# Task description:
Would you quote the material below in full and unchanged?

# Data records:
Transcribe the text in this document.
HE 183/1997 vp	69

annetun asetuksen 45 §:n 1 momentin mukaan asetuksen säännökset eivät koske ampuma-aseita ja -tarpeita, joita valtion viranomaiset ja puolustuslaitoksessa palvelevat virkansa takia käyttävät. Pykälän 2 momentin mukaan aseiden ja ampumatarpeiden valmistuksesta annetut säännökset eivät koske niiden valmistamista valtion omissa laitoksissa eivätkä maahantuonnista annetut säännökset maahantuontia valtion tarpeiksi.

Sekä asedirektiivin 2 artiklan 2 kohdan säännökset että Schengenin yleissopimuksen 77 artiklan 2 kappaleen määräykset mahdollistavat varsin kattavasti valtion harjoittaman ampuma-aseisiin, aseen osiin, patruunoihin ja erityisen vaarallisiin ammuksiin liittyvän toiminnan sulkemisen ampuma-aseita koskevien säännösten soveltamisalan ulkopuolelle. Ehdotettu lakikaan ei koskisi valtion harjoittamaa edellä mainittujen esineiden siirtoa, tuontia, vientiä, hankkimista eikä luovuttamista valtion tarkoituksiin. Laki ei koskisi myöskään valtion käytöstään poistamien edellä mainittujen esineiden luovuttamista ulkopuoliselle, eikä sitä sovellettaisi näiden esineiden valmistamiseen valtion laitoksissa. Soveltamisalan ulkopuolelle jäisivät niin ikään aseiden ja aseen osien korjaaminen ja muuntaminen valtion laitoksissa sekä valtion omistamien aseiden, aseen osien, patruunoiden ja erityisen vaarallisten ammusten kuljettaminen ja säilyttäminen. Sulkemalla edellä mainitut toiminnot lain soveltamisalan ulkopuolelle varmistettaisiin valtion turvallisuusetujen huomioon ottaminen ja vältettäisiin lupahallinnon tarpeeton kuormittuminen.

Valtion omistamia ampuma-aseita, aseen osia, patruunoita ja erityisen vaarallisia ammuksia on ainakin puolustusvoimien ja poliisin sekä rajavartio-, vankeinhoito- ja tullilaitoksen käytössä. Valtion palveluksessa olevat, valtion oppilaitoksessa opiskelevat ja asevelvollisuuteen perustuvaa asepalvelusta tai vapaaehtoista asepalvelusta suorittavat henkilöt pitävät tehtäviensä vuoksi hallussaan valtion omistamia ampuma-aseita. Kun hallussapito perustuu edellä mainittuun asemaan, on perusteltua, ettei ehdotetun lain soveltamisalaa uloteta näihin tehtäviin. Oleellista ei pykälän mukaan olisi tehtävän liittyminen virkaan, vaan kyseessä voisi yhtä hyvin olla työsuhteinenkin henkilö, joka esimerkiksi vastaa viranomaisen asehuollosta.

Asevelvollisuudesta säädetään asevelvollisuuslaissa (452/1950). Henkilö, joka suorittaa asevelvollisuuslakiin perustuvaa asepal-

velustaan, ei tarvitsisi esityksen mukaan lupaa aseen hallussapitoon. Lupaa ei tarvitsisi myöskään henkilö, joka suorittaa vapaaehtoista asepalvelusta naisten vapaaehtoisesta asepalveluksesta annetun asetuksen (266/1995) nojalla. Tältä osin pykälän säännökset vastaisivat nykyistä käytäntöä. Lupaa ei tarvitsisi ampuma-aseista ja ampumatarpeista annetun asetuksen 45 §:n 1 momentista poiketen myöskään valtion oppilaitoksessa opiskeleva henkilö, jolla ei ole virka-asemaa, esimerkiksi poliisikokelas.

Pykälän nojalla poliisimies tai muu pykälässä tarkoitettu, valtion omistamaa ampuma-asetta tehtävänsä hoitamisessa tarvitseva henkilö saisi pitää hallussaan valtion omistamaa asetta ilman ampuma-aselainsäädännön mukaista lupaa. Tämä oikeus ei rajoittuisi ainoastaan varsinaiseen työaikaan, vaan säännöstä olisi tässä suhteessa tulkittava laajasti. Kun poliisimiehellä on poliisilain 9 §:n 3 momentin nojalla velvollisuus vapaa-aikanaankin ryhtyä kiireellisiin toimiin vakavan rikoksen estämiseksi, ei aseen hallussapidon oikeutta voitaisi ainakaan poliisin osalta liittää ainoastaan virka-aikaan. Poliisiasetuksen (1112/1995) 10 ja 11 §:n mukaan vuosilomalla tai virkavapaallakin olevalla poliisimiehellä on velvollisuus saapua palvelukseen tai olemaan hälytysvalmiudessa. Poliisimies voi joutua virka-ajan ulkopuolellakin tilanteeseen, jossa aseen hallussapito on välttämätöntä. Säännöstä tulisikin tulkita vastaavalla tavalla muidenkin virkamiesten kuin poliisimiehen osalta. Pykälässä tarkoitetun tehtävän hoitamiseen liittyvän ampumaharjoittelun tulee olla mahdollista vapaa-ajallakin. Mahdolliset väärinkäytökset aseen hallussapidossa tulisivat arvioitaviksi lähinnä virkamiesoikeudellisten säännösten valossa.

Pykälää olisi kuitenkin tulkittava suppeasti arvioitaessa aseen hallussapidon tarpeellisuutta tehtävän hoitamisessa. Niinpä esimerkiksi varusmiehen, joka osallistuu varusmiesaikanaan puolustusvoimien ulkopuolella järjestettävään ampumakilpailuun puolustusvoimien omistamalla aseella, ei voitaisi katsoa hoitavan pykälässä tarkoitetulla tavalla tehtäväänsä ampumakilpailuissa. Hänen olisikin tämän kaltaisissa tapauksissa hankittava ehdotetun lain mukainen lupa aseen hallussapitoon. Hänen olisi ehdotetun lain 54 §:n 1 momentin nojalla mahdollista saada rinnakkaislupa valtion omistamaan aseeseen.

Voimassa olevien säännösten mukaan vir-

# Reply:
Transcribe the text in this document.
HE 183/1997 vp	69

annetun asetuksen 45 §:n 1 momentin mukaan asetuksen säännökset eivät koske ampuma-aseita ja -tarpeita, joita valtion viranomaiset ja puolustuslaitoksessa palvelevat virkansa takia käyttävät. Pykälän 2 momentin mukaan aseiden ja ampumatarpeiden valmistuksesta annetut säännökset eivät koske niiden valmistamista valtion omissa laitoksissa eivätkä maahantuonnista annetut säännökset maahantuontia valtion tarpeiksi.

Sekä asedirektiivin 2 artiklan 2 kohdan säännökset että Schengenin yleissopimuksen 77 artiklan 2 kappaleen määräykset mahdollistavat varsin kattavasti valtion harjoittaman ampuma-aseisiin, aseen osiin, patruunoihin ja erityisen vaarallisiin ammuksiin liittyvän toiminnan sulkemisen ampuma-aseita koskevien säännösten soveltamisalan ulkopuolelle. Ehdotettu lakikaan ei koskisi valtion harjoittamaa edellä mainittujen esineiden siirtoa, tuontia, vientiä, hankkimista eikä luovuttamista valtion tarkoituksiin. Laki ei koskisi myöskään valtion käytöstään poistamien edellä mainittujen esineiden luovuttamista ulkopuoliselle, eikä sitä sovellettaisi näiden esineiden valmistamiseen valtion laitoksissa. Soveltamisalan ulkopuolelle jäisivät niin ikään aseiden ja aseen osien korjaaminen ja muuntaminen valtion laitoksissa sekä valtion omistamien aseiden, aseen osien, patruunoiden ja erityisen vaarallisten ammusten kuljettaminen ja säilyttäminen. Sulkemalla edellä mainitut toiminnot lain soveltamisalan ulkopuolelle varmistettaisiin valtion turvallisuusetujen huomioon ottaminen ja vältettäisiin lupahallinnon tarpeeton kuormittuminen.

Valtion omistamia ampuma-aseita, aseen osia, patruunoita ja erityisen vaarallisia ammuksia on ainakin puolustusvoimien ja poliisin sekä rajavartio-, vankeinhoito- ja tullilaitoksen käytössä. Valtion palveluksessa olevat, valtion oppilaitoksessa opiskelevat ja asevelvollisuuteen perustuvaa asepalvelusta tai vapaaehtoista asepalvelusta suorittavat henkilöt pitävät tehtäviensä vuoksi hallussaan valtion omistamia ampuma-aseita. Kun hallussapito perustuu edellä mainittuun asemaan, on perusteltua, ettei ehdotetun lain soveltamisalaa uloteta näihin tehtäviin. Oleellista ei pykälän mukaan olisi tehtävän liittyminen virkaan, vaan kyseessä voisi yhtä hyvin olla työsuhteinenkin henkilö, joka esimerkiksi vastaa viranomaisen asehuollosta.

Asevelvollisuudesta säädetään asevelvollisuuslaissa (452/1950). Henkilö, joka suorittaa asevelvollisuuslakiin perustuvaa asepal-

velustaan, ei tarvitsisi esityksen mukaan lupaa aseen hallussapitoon. Lupaa ei tarvitsisi myöskään henkilö, joka suorittaa vapaaehtoista asepalvelusta naisten vapaaehtoisesta asepalveluksesta annetun asetuksen (266/1995) nojalla. Tältä osin pykälän säännökset vastaisivat nykyistä käytäntöä. Lupaa ei tarvitsisi ampuma-aseista ja ampumatarpeista annetun asetuksen 45 §:n 1 momentista poiketen myöskään valtion oppilaitoksessa opiskeleva henkilö, jolla ei ole virka-asemaa, esimerkiksi poliisikokelas.

Pykälän nojalla poliisimies tai muu pykälässä tarkoitettu, valtion omistamaa ampuma-asetta tehtävänsä hoitamisessa tarvitseva henkilö saisi pitää hallussaan valtion omistamaa asetta ilman ampuma-aselainsäädännön mukaista lupaa. Tämä oikeus ei rajoittuisi ainoastaan varsinaiseen työaikaan, vaan säännöstä olisi tässä suhteessa tulkittava laajasti. Kun poliisimiehellä on poliisilain 9 §:n 3 momentin nojalla velvollisuus vapaa-aikanaankin ryhtyä kiireellisiin toimiin vakavan rikoksen estämiseksi, ei aseen hallussapidon oikeutta voitaisi ainakaan poliisin osalta liittää ainoastaan virka-aikaan. Poliisiasetuksen (1112/1995) 10 ja 11 §:n mukaan vuosilomalla tai virkavapaallakin olevalla poliisimiehellä on velvollisuus saapua palvelukseen tai olemaan hälytysvalmiudessa. Poliisimies voi joutua virka-ajan ulkopuolellakin tilanteeseen, jossa aseen hallussapito on välttämätöntä. Säännöstä tulisikin tulkita vastaavalla tavalla muidenkin virkamiesten kuin poliisimiehen osalta. Pykälässä tarkoitetun tehtävän hoitamiseen liittyvän ampumaharjoittelun tulee olla mahdollista vapaa-ajallakin. Mahdolliset väärinkäytökset aseen hallussapidossa tulisivat arvioitaviksi lähinnä virkamiesoikeudellisten säännösten valossa.

Pykälää olisi kuitenkin tulkittava suppeasti arvioitaessa aseen hallussapidon tarpeellisuutta tehtävän hoitamisessa. Niinpä esimerkiksi varusmiehen, joka osallistuu varusmiesaikanaan puolustusvoimien ulkopuolella järjestettävään ampumakilpailuun puolustusvoimien omistamalla aseella, ei voitaisi katsoa hoitavan pykälässä tarkoitetulla tavalla tehtäväänsä ampumakilpailuissa. Hänen olisikin tämän kaltaisissa tapauksissa hankittava ehdotetun lain mukainen lupa aseen hallussapitoon. Hänen olisi ehdotetun lain 54 §:n 1 momentin nojalla mahdollista saada rinnakkaislupa valtion omistamaan aseeseen.

Voimassa olevien säännösten mukaan vir-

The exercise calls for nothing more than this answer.